• _Data extract_
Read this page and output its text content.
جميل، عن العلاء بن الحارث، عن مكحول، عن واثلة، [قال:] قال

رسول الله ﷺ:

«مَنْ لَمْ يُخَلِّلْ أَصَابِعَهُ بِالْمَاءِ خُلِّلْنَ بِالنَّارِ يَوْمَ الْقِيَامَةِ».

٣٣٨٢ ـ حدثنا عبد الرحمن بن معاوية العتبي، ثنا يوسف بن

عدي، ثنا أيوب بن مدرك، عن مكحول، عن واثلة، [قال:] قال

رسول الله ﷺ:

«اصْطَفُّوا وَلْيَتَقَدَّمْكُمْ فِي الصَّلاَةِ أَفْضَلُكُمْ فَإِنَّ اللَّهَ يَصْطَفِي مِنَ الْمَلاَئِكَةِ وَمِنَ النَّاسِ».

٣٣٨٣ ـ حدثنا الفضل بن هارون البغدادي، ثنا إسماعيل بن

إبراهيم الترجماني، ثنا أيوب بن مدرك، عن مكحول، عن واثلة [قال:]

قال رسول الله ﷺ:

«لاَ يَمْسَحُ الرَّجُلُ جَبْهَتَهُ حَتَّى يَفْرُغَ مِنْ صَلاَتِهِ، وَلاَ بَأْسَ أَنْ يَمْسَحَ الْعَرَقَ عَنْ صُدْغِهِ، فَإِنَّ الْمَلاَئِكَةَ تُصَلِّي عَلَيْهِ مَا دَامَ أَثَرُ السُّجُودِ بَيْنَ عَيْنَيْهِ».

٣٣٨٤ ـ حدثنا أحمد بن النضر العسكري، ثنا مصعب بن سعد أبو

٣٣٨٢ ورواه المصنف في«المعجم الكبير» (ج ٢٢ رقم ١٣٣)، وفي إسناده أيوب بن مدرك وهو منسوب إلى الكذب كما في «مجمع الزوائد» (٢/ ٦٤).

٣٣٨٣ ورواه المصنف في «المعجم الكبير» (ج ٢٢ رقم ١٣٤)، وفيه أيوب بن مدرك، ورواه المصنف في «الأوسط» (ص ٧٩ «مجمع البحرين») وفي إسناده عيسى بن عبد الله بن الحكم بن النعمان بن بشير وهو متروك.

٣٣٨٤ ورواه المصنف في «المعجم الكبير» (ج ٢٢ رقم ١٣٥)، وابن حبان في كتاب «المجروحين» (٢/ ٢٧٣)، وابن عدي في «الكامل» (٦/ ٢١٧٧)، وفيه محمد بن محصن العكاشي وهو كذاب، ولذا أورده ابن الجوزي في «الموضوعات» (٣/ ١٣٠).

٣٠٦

• _Task instructions_
Gather up every line in the data above that contains the word "أيوب", copying each one.

• _Reply to the task_
عدي، ثنا أيوب بن مدرك، عن مكحول، عن واثلة، [قال:] قال
إبراهيم الترجماني، ثنا أيوب بن مدرك، عن مكحول، عن واثلة [قال:]
٣٣٨٢ ورواه المصنف في«المعجم الكبير» (ج ٢٢ رقم ١٣٣)، وفي إسناده أيوب بن مدرك وهو منسوب إلى الكذب كما في «مجمع الزوائد» (٢/ ٦٤).
٣٣٨٣ ورواه المصنف في «المعجم الكبير» (ج ٢٢ رقم ١٣٤)، وفيه أيوب بن مدرك، ورواه المصنف في «الأوسط» (ص ٧٩ «مجمع البحرين») وفي إسناده عيسى بن عبد الله بن الحكم بن النعمان بن بشير وهو متروك.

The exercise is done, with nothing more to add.